= Task prompt =
Using the entries that follow, count the lines containing the word "make" and give that number by itself.

----- Records for the exercise -----

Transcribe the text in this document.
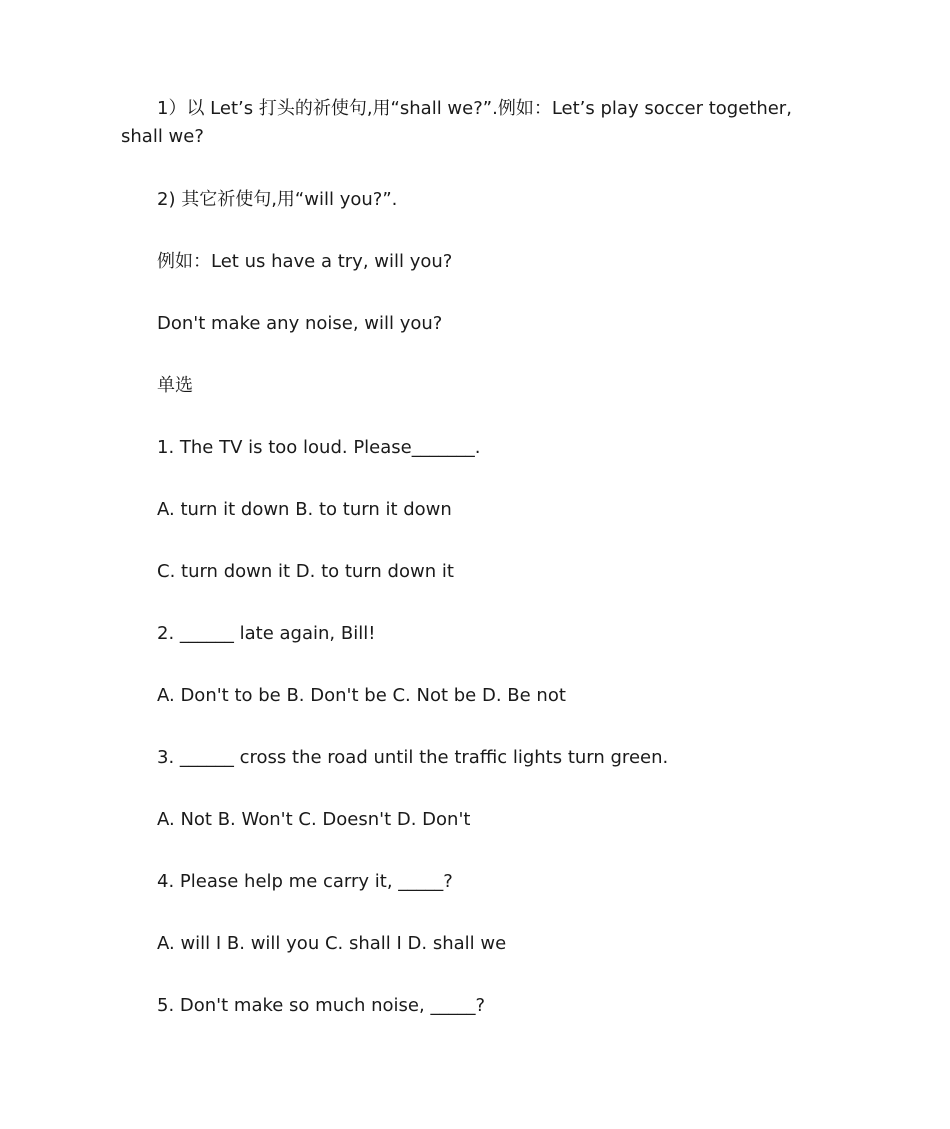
1）以 Let’s 打头的祈使句,用“shall we?”.例如：Let’s play soccer together, shall we?
2) 其它祈使句,用“will you?”.
例如：Let us have a try, will you?
Don't make any noise, will you?
单选
1. The TV is too loud. Please_______.
A. turn it down B. to turn it down
C. turn down it D. to turn down it
2. ______ late again, Bill!
A. Don't to be B. Don't be C. Not be D. Be not
3. ______ cross the road until the traffic lights turn green.
A. Not B. Won't C. Doesn't D. Don't
4. Please help me carry it, _____?
A. will I B. will you C. shall I D. shall we
5. Don't make so much noise, _____?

-----

= Reply =
2